» GOAL OF THE EXERCISE:
Give every line of the material again, exactly as written.
┌────────
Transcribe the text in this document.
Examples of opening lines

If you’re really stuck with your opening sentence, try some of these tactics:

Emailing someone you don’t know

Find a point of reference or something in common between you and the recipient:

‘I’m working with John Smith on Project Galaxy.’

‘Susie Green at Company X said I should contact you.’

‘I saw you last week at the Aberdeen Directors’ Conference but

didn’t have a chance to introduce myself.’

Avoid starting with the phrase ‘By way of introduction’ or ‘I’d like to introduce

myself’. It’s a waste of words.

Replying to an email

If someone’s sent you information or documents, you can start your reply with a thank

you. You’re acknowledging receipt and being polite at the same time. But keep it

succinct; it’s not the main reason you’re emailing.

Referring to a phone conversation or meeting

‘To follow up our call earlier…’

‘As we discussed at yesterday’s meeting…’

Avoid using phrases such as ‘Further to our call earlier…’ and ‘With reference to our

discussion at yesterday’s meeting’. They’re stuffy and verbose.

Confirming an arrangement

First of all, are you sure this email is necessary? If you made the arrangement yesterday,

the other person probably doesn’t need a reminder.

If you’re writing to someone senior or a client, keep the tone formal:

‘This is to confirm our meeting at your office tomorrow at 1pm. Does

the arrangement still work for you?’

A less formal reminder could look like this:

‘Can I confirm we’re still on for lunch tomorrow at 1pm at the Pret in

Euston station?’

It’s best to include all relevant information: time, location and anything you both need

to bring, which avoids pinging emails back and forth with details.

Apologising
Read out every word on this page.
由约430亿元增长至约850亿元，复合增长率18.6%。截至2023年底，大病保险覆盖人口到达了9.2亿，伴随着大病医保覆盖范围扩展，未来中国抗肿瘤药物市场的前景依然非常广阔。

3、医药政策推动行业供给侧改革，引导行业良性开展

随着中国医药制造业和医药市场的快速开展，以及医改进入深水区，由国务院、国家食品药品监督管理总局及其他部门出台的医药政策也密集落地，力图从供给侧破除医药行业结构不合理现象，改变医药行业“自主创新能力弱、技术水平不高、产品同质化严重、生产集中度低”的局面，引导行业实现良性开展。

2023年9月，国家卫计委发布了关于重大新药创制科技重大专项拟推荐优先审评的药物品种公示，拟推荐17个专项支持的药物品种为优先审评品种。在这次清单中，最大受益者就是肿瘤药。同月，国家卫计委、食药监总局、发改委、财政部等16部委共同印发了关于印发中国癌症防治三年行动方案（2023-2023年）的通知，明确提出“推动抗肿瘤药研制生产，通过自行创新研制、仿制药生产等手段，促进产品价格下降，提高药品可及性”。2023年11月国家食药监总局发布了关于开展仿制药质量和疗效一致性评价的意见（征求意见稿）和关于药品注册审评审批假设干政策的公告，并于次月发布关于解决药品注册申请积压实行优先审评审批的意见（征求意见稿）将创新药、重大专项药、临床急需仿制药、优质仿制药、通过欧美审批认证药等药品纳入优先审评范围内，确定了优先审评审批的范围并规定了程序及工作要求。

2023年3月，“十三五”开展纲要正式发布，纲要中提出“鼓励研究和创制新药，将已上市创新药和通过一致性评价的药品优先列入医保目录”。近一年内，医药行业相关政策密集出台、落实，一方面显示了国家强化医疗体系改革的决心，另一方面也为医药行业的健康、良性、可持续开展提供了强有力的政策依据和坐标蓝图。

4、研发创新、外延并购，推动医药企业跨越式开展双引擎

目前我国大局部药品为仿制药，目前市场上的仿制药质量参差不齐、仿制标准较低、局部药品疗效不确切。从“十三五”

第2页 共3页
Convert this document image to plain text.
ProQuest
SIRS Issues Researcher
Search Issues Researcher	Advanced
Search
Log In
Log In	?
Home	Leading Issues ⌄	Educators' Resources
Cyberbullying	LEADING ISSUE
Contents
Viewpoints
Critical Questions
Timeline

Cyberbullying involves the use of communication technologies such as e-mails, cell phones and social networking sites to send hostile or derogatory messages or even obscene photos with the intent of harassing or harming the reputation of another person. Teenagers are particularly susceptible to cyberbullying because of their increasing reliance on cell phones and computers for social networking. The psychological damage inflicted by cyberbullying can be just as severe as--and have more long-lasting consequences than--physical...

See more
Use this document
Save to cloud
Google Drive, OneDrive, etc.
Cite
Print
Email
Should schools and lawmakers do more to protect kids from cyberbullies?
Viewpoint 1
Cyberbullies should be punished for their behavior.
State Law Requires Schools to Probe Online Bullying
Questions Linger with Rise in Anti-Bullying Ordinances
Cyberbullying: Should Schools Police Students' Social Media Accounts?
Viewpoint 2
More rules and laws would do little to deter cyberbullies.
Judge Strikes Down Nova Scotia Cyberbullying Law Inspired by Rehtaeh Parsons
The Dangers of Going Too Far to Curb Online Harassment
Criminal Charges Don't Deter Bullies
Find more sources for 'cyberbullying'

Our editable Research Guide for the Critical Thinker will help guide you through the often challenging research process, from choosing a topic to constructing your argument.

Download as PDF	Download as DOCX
└────────
» EXERCISE RESULT:
Transcribe the text in this document.
Examples of opening lines

If you’re really stuck with your opening sentence, try some of these tactics:

Emailing someone you don’t know

Find a point of reference or something in common between you and the recipient:

‘I’m working with John Smith on Project Galaxy.’

‘Susie Green at Company X said I should contact you.’

‘I saw you last week at the Aberdeen Directors’ Conference but

didn’t have a chance to introduce myself.’

Avoid starting with the phrase ‘By way of introduction’ or ‘I’d like to introduce

myself’. It’s a waste of words.

Replying to an email

If someone’s sent you information or documents, you can start your reply with a thank

you. You’re acknowledging receipt and being polite at the same time. But keep it

succinct; it’s not the main reason you’re emailing.

Referring to a phone conversation or meeting

‘To follow up our call earlier…’

‘As we discussed at yesterday’s meeting…’

Avoid using phrases such as ‘Further to our call earlier…’ and ‘With reference to our

discussion at yesterday’s meeting’. They’re stuffy and verbose.

Confirming an arrangement

First of all, are you sure this email is necessary? If you made the arrangement yesterday,

the other person probably doesn’t need a reminder.

If you’re writing to someone senior or a client, keep the tone formal:

‘This is to confirm our meeting at your office tomorrow at 1pm. Does

the arrangement still work for you?’

A less formal reminder could look like this:

‘Can I confirm we’re still on for lunch tomorrow at 1pm at the Pret in

Euston station?’

It’s best to include all relevant information: time, location and anything you both need

to bring, which avoids pinging emails back and forth with details.

Apologising
Read out every word on this page.
由约430亿元增长至约850亿元，复合增长率18.6%。截至2023年底，大病保险覆盖人口到达了9.2亿，伴随着大病医保覆盖范围扩展，未来中国抗肿瘤药物市场的前景依然非常广阔。

3、医药政策推动行业供给侧改革，引导行业良性开展

随着中国医药制造业和医药市场的快速开展，以及医改进入深水区，由国务院、国家食品药品监督管理总局及其他部门出台的医药政策也密集落地，力图从供给侧破除医药行业结构不合理现象，改变医药行业“自主创新能力弱、技术水平不高、产品同质化严重、生产集中度低”的局面，引导行业实现良性开展。

2023年9月，国家卫计委发布了关于重大新药创制科技重大专项拟推荐优先审评的药物品种公示，拟推荐17个专项支持的药物品种为优先审评品种。在这次清单中，最大受益者就是肿瘤药。同月，国家卫计委、食药监总局、发改委、财政部等16部委共同印发了关于印发中国癌症防治三年行动方案（2023-2023年）的通知，明确提出“推动抗肿瘤药研制生产，通过自行创新研制、仿制药生产等手段，促进产品价格下降，提高药品可及性”。2023年11月国家食药监总局发布了关于开展仿制药质量和疗效一致性评价的意见（征求意见稿）和关于药品注册审评审批假设干政策的公告，并于次月发布关于解决药品注册申请积压实行优先审评审批的意见（征求意见稿）将创新药、重大专项药、临床急需仿制药、优质仿制药、通过欧美审批认证药等药品纳入优先审评范围内，确定了优先审评审批的范围并规定了程序及工作要求。

2023年3月，“十三五”开展纲要正式发布，纲要中提出“鼓励研究和创制新药，将已上市创新药和通过一致性评价的药品优先列入医保目录”。近一年内，医药行业相关政策密集出台、落实，一方面显示了国家强化医疗体系改革的决心，另一方面也为医药行业的健康、良性、可持续开展提供了强有力的政策依据和坐标蓝图。

4、研发创新、外延并购，推动医药企业跨越式开展双引擎

目前我国大局部药品为仿制药，目前市场上的仿制药质量参差不齐、仿制标准较低、局部药品疗效不确切。从“十三五”

第2页 共3页
Convert this document image to plain text.
ProQuest
SIRS Issues Researcher
Search Issues Researcher	Advanced
Search
Log In
Log In	?
Home	Leading Issues ⌄	Educators' Resources
Cyberbullying	LEADING ISSUE
Contents
Viewpoints
Critical Questions
Timeline

Cyberbullying involves the use of communication technologies such as e-mails, cell phones and social networking sites to send hostile or derogatory messages or even obscene photos with the intent of harassing or harming the reputation of another person. Teenagers are particularly susceptible to cyberbullying because of their increasing reliance on cell phones and computers for social networking. The psychological damage inflicted by cyberbullying can be just as severe as--and have more long-lasting consequences than--physical...

See more
Use this document
Save to cloud
Google Drive, OneDrive, etc.
Cite
Print
Email
Should schools and lawmakers do more to protect kids from cyberbullies?
Viewpoint 1
Cyberbullies should be punished for their behavior.
State Law Requires Schools to Probe Online Bullying
Questions Linger with Rise in Anti-Bullying Ordinances
Cyberbullying: Should Schools Police Students' Social Media Accounts?
Viewpoint 2
More rules and laws would do little to deter cyberbullies.
Judge Strikes Down Nova Scotia Cyberbullying Law Inspired by Rehtaeh Parsons
The Dangers of Going Too Far to Curb Online Harassment
Criminal Charges Don't Deter Bullies
Find more sources for 'cyberbullying'

Our editable Research Guide for the Critical Thinker will help guide you through the often challenging research process, from choosing a topic to constructing your argument.

Download as PDF	Download as DOCX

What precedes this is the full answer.